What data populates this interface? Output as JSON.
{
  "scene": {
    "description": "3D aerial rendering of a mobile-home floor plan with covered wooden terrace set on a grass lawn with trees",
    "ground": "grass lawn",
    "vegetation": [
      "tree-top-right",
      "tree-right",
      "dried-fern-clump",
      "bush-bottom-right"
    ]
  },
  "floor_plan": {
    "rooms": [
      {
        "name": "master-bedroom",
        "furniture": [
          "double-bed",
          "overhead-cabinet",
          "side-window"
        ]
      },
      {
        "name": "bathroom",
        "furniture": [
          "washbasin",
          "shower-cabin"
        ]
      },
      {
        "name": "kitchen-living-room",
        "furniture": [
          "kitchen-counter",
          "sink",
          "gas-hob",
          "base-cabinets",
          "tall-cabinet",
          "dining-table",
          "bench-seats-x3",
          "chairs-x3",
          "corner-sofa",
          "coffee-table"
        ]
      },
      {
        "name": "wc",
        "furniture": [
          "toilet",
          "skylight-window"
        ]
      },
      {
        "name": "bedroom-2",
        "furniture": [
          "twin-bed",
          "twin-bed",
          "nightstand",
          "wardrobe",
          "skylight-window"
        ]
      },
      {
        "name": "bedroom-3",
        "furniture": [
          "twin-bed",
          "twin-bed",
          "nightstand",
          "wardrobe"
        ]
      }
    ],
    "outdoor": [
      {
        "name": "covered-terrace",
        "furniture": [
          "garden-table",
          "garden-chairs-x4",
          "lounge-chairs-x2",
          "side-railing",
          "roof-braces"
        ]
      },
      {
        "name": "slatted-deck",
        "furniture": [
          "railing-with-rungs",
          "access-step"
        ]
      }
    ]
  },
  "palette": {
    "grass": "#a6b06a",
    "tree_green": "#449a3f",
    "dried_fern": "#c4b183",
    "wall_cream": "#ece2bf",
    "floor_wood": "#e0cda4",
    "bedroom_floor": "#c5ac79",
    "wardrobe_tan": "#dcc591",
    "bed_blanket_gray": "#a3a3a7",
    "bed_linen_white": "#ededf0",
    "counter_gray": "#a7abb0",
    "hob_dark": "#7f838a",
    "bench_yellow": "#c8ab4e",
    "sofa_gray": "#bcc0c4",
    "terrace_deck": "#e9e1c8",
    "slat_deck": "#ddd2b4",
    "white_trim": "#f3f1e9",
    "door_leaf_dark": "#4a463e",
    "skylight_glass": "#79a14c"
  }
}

### [PROBLEM TO WORK ON]
Set down every line of the listing above again, exactly as given.

### [OUTPUT BELOW]
What data populates this interface? Output as JSON.
{
  "scene": {
    "description": "3D aerial rendering of a mobile-home floor plan with covered wooden terrace set on a grass lawn with trees",
    "ground": "grass lawn",
    "vegetation": [
      "tree-top-right",
      "tree-right",
      "dried-fern-clump",
      "bush-bottom-right"
    ]
  },
  "floor_plan": {
    "rooms": [
      {
        "name": "master-bedroom",
        "furniture": [
          "double-bed",
          "overhead-cabinet",
          "side-window"
        ]
      },
      {
        "name": "bathroom",
        "furniture": [
          "washbasin",
          "shower-cabin"
        ]
      },
      {
        "name": "kitchen-living-room",
        "furniture": [
          "kitchen-counter",
          "sink",
          "gas-hob",
          "base-cabinets",
          "tall-cabinet",
          "dining-table",
          "bench-seats-x3",
          "chairs-x3",
          "corner-sofa",
          "coffee-table"
        ]
      },
      {
        "name": "wc",
        "furniture": [
          "toilet",
          "skylight-window"
        ]
      },
      {
        "name": "bedroom-2",
        "furniture": [
          "twin-bed",
          "twin-bed",
          "nightstand",
          "wardrobe",
          "skylight-window"
        ]
      },
      {
        "name": "bedroom-3",
        "furniture": [
          "twin-bed",
          "twin-bed",
          "nightstand",
          "wardrobe"
        ]
      }
    ],
    "outdoor": [
      {
        "name": "covered-terrace",
        "furniture": [
          "garden-table",
          "garden-chairs-x4",
          "lounge-chairs-x2",
          "side-railing",
          "roof-braces"
        ]
      },
      {
        "name": "slatted-deck",
        "furniture": [
          "railing-with-rungs",
          "access-step"
        ]
      }
    ]
  },
  "palette": {
    "grass": "#a6b06a",
    "tree_green": "#449a3f",
    "dried_fern": "#c4b183",
    "wall_cream": "#ece2bf",
    "floor_wood": "#e0cda4",
    "bedroom_floor": "#c5ac79",
    "wardrobe_tan": "#dcc591",
    "bed_blanket_gray": "#a3a3a7",
    "bed_linen_white": "#ededf0",
    "counter_gray": "#a7abb0",
    "hob_dark": "#7f838a",
    "bench_yellow": "#c8ab4e",
    "sofa_gray": "#bcc0c4",
    "terrace_deck": "#e9e1c8",
    "slat_deck": "#ddd2b4",
    "white_trim": "#f3f1e9",
    "door_leaf_dark": "#4a463e",
    "skylight_glass": "#79a14c"
  }
}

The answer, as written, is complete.